EXERCISE GOAL: Filter the listing and keep only the lines with the word "name".

****************

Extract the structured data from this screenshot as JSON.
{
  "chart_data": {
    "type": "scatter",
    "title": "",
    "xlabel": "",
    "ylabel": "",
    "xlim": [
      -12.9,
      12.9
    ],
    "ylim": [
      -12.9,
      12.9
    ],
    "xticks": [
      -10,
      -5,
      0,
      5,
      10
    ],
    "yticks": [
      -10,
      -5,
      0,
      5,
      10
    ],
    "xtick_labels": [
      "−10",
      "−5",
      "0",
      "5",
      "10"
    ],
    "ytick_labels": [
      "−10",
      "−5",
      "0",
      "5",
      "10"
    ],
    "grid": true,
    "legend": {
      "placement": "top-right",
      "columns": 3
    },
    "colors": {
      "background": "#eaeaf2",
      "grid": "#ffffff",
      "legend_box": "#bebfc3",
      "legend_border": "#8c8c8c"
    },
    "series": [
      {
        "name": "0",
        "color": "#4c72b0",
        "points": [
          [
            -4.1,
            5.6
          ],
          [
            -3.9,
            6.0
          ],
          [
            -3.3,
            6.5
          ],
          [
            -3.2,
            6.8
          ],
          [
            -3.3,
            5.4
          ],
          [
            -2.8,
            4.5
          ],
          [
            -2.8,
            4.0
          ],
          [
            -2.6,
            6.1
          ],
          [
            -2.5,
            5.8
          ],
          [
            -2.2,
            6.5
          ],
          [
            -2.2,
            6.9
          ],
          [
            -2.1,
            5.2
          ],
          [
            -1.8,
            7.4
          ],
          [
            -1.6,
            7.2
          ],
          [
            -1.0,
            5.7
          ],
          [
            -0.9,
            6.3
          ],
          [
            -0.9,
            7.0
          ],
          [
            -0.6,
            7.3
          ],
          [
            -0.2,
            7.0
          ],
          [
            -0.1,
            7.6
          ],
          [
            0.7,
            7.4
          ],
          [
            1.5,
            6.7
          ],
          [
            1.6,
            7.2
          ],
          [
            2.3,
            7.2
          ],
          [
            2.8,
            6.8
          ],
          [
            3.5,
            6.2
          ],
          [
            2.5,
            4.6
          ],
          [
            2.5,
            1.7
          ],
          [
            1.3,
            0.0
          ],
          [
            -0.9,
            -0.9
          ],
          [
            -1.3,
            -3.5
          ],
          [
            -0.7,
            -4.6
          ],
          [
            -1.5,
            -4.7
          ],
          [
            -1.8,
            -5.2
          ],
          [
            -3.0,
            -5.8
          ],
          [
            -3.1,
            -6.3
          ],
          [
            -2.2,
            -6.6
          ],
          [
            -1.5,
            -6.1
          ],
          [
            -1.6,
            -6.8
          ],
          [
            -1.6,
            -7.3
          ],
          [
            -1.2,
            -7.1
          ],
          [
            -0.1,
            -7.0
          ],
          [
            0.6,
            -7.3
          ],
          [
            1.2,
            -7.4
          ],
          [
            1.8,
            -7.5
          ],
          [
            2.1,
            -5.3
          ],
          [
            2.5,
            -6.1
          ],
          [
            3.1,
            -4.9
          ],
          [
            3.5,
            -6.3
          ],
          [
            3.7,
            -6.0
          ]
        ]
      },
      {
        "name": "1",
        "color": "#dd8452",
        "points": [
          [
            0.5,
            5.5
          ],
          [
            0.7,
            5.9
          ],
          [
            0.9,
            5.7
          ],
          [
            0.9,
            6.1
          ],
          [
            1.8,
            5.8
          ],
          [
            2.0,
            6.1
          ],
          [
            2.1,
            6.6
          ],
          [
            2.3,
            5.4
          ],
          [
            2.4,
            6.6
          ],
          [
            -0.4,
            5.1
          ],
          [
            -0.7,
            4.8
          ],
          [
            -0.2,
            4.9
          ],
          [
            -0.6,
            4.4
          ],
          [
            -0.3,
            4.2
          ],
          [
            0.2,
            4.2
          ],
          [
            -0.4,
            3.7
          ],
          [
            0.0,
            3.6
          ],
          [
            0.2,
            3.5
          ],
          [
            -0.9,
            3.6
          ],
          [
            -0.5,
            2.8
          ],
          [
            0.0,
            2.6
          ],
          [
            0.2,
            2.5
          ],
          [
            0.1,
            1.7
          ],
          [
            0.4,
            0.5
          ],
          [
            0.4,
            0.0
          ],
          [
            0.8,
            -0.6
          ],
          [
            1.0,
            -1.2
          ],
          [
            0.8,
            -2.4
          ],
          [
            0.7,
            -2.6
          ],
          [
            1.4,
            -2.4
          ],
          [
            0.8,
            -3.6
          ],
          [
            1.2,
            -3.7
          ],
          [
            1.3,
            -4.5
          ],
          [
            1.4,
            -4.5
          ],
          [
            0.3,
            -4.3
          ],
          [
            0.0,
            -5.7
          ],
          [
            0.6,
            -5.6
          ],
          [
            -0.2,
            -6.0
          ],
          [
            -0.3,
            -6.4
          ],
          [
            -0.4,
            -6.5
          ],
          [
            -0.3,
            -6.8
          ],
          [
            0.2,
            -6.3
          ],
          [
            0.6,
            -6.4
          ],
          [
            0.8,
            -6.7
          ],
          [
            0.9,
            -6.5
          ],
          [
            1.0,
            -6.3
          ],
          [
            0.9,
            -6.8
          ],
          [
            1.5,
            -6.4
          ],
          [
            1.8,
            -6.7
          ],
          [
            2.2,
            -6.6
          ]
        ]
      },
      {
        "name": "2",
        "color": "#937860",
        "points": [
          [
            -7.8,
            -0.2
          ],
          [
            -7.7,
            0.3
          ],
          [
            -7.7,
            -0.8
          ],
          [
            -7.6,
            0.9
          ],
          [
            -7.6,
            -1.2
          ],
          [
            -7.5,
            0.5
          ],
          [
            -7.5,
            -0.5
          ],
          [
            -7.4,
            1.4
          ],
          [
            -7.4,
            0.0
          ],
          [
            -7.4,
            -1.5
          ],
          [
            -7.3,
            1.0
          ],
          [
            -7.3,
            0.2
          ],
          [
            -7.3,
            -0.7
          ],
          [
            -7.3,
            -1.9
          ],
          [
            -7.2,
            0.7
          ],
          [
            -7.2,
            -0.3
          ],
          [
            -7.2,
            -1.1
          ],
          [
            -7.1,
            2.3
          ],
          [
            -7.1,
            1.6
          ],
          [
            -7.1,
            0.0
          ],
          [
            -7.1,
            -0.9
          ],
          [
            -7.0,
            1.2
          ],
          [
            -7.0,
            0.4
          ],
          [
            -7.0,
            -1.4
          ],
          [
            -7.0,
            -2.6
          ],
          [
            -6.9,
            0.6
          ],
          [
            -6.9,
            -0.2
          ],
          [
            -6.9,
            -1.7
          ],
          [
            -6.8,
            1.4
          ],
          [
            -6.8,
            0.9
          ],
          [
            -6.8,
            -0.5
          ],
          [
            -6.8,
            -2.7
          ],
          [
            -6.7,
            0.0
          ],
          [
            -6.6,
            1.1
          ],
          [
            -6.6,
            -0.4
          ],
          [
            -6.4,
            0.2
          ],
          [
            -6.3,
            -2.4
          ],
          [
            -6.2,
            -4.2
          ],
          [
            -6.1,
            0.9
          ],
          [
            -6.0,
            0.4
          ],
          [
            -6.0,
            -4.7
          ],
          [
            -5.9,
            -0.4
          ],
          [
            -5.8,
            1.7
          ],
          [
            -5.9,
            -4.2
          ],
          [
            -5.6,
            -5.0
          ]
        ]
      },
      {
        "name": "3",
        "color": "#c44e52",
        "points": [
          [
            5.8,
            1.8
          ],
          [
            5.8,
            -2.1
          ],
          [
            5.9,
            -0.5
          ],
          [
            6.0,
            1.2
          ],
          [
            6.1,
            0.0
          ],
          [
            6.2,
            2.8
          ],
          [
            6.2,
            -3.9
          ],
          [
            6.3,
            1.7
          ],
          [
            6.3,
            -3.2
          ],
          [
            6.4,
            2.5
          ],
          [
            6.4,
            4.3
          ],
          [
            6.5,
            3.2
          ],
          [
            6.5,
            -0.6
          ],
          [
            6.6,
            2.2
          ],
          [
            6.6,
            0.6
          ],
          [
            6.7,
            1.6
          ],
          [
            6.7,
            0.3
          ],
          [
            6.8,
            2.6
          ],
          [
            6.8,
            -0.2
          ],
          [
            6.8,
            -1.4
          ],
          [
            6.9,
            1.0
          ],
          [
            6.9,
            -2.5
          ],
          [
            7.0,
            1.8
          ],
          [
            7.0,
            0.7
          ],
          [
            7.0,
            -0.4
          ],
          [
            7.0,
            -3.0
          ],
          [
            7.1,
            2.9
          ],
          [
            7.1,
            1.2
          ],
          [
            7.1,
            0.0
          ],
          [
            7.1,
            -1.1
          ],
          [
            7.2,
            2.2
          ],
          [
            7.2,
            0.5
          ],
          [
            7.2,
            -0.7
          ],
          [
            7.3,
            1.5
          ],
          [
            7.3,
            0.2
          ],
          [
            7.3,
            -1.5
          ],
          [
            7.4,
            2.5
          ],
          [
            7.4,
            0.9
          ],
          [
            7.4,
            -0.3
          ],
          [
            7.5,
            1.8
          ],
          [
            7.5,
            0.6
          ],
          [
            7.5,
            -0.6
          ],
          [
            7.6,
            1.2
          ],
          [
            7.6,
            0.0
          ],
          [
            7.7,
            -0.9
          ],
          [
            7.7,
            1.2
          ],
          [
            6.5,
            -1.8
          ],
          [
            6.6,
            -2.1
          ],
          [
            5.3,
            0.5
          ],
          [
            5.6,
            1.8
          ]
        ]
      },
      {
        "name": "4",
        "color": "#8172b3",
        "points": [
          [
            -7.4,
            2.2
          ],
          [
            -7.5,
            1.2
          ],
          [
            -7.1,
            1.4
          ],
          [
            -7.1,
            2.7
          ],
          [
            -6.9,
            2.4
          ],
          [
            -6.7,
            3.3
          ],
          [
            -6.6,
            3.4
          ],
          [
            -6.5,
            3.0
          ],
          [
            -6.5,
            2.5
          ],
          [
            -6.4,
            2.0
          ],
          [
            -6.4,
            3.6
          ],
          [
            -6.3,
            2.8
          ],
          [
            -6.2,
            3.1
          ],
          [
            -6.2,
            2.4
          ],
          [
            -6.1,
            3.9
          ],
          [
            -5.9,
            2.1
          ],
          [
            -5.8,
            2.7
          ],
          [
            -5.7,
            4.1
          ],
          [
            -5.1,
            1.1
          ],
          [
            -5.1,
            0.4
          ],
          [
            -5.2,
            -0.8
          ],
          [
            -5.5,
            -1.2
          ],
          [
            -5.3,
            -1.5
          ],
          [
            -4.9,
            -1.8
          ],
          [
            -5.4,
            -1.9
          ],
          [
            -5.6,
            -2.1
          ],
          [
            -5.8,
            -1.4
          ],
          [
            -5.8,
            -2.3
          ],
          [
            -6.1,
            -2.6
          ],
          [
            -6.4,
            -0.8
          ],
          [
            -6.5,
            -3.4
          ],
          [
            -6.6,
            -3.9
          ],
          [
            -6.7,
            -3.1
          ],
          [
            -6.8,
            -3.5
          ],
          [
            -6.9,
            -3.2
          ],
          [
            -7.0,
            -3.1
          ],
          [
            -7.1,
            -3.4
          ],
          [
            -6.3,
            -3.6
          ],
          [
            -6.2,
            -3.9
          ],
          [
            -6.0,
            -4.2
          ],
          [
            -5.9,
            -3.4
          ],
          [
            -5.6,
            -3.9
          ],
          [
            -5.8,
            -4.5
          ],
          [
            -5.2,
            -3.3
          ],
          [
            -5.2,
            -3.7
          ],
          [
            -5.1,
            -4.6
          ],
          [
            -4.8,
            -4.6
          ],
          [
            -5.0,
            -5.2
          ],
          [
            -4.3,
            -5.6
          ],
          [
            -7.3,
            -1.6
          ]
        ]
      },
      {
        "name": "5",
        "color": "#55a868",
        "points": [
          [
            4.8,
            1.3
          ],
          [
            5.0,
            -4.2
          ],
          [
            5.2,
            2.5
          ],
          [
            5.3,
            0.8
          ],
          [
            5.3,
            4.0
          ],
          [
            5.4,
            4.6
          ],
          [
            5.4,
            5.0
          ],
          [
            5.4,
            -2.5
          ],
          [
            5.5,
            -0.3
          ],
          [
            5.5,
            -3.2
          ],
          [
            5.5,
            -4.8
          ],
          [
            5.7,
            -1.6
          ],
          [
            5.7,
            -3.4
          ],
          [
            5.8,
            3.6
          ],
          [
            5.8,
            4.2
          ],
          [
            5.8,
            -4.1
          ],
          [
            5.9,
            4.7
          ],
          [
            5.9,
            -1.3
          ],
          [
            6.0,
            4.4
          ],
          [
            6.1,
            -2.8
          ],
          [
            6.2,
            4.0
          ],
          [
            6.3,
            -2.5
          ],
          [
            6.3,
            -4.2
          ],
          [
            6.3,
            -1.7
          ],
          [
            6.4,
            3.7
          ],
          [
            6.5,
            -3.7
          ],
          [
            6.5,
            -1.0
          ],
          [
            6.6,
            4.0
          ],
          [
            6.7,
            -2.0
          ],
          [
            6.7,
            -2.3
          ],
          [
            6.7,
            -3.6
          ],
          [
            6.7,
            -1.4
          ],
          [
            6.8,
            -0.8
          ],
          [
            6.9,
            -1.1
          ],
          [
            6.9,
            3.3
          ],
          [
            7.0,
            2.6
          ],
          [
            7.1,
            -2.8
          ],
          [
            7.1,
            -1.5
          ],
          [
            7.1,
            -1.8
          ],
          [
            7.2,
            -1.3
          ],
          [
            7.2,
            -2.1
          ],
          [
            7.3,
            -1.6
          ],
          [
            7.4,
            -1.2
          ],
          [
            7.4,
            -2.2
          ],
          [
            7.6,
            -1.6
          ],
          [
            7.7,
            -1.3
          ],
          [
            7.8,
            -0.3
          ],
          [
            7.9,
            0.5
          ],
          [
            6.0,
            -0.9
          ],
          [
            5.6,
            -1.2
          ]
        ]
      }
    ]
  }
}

****************

RESPONSE TO THE EXERCISE:
        "name": "0",
        "name": "1",
        "name": "2",
        "name": "3",
        "name": "4",
        "name": "5",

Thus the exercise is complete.